### REQUIRED TASK
Tally the lines holding the word "though" and state the count by itself.

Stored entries
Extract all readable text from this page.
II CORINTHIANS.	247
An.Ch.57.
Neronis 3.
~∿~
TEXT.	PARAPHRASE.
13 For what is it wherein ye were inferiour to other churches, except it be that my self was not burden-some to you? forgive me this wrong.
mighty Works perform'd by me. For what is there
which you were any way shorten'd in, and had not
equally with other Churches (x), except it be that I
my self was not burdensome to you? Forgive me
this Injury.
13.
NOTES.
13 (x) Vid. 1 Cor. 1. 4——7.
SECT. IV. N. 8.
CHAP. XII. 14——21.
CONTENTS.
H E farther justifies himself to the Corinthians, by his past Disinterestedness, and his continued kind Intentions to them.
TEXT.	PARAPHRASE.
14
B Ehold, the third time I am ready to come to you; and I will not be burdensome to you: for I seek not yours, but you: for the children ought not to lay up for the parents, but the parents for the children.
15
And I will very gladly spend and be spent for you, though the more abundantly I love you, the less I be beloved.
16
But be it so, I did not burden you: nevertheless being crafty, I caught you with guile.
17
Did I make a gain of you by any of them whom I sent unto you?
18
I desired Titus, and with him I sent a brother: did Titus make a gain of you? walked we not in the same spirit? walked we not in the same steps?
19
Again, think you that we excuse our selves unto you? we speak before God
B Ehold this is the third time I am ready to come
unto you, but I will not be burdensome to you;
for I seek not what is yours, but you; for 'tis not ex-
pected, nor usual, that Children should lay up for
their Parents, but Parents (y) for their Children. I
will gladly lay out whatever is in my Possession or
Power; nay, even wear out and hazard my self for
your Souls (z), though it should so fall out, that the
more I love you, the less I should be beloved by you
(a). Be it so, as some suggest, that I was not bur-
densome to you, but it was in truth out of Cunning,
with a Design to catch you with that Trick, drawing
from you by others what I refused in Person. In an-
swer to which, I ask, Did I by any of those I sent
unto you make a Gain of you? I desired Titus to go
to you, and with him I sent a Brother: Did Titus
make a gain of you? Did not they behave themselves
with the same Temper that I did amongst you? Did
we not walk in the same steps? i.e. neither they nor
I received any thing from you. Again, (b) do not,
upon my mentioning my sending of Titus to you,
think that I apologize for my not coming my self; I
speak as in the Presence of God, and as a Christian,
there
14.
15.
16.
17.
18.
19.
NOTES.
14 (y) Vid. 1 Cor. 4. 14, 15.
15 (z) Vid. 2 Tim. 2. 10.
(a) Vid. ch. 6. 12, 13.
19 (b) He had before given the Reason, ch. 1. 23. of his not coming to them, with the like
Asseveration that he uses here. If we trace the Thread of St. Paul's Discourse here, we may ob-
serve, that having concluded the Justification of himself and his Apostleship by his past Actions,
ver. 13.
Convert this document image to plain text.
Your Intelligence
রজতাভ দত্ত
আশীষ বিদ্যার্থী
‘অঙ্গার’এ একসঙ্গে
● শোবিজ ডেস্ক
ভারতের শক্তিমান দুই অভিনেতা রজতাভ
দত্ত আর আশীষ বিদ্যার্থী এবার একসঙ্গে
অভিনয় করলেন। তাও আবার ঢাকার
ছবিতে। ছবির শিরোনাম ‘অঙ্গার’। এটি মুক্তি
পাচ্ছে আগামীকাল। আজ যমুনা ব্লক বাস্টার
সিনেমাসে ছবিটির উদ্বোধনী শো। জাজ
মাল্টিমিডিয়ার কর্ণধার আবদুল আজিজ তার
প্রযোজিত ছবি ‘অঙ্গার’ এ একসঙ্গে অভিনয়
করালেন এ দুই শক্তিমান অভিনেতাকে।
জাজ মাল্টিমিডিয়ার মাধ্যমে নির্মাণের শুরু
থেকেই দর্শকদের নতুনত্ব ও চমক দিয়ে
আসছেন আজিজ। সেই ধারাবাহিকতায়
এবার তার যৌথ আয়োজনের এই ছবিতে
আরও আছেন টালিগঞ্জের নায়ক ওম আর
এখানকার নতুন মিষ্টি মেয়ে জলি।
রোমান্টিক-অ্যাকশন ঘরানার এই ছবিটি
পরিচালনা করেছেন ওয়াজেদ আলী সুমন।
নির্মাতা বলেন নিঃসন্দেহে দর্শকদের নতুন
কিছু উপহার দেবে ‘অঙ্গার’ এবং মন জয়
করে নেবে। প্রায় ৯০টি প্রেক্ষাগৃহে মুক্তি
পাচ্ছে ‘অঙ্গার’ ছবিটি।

### COMPLETED TASK
2